-- Short problem --
Only lines with the string "this" matter here; gather them from the material below.
#### Listed entries ####
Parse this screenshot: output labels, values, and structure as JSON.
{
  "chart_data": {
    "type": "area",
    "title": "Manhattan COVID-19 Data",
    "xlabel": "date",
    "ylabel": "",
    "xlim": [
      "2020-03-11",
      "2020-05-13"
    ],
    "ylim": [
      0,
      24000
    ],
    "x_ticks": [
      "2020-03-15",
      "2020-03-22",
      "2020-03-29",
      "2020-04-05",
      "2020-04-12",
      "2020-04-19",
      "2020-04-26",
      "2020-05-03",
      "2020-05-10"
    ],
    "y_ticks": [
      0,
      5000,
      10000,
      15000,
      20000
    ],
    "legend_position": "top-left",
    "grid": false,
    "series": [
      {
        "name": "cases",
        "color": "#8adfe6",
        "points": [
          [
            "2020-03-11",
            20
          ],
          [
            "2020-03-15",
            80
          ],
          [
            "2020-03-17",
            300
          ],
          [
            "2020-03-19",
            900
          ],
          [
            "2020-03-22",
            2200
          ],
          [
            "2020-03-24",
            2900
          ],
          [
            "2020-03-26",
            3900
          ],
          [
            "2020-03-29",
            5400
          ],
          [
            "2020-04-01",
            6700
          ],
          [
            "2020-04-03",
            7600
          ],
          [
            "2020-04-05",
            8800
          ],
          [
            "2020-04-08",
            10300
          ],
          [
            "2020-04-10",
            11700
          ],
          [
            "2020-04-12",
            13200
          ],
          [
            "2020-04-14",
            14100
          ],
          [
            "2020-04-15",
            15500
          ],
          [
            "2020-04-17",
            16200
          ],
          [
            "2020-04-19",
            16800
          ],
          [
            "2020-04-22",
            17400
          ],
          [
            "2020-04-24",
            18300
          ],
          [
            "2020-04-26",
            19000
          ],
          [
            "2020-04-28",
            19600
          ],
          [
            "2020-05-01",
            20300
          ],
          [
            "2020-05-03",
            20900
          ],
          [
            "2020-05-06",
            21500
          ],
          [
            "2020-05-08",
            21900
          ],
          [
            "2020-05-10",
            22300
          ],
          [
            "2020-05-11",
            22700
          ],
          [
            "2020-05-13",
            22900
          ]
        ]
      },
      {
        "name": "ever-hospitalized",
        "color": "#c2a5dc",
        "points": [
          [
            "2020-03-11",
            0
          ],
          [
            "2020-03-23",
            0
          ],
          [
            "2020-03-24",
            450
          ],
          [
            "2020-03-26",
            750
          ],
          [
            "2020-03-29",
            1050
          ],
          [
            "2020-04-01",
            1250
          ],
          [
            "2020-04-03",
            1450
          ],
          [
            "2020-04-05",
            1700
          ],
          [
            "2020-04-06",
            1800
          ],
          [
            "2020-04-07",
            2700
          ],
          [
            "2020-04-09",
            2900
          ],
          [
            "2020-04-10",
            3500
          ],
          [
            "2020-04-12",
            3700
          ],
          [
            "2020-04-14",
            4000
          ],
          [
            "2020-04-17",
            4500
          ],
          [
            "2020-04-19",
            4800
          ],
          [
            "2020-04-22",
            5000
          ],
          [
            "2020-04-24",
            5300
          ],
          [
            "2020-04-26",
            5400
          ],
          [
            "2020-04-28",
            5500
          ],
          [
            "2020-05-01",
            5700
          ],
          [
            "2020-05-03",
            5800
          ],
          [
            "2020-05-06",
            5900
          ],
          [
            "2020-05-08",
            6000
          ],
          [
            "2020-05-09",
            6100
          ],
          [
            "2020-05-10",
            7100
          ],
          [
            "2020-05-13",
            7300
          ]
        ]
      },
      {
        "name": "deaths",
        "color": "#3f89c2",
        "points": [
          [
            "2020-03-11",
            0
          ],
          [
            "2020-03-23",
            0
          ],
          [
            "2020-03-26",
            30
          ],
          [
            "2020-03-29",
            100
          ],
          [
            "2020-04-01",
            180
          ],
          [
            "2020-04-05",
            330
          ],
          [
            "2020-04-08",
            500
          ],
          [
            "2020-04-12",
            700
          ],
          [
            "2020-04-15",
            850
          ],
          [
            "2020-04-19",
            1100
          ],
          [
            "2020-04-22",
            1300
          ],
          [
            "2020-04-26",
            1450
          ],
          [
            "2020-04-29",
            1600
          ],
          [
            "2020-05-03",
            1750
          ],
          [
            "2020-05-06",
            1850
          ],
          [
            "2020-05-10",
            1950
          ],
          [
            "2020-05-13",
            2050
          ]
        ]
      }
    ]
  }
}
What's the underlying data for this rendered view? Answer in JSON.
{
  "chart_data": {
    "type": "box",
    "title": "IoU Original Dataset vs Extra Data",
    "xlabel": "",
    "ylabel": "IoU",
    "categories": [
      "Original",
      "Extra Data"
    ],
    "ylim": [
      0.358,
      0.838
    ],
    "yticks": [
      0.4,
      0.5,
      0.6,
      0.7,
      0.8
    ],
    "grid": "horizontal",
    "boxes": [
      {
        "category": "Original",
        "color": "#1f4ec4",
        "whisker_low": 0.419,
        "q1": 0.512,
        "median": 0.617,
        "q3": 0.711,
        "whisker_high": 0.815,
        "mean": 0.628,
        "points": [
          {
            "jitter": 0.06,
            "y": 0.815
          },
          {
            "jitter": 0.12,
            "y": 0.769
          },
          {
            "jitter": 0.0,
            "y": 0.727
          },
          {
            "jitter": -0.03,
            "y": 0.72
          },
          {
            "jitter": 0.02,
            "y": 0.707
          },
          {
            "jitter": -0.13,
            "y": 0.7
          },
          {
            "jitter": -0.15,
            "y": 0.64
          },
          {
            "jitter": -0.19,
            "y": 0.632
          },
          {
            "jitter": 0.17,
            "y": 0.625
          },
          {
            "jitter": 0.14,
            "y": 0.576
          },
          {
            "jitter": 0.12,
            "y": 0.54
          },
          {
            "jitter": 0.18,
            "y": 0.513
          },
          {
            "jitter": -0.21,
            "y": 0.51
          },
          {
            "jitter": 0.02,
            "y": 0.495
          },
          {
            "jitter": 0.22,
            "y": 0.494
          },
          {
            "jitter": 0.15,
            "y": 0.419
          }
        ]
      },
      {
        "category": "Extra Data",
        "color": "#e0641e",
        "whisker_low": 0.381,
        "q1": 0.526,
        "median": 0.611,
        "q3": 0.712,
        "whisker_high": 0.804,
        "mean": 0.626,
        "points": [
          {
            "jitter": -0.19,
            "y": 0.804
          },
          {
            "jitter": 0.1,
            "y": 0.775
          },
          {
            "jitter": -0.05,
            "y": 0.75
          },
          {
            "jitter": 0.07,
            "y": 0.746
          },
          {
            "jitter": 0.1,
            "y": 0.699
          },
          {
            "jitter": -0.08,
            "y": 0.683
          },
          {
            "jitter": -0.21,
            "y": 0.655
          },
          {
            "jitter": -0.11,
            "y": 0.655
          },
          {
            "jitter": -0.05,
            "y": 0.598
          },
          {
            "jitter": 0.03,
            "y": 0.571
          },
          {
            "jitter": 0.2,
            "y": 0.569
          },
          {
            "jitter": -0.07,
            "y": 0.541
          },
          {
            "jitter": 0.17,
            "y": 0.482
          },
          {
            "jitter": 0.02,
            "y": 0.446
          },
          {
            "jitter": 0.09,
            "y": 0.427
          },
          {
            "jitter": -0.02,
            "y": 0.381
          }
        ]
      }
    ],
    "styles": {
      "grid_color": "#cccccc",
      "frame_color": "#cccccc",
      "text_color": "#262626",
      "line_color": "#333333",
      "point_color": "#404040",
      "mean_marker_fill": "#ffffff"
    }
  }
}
####
-- Response to the task --
Parse this screenshot: output labels, values, and structure as JSON.
What's the underlying data for this rendered view? Answer in JSON.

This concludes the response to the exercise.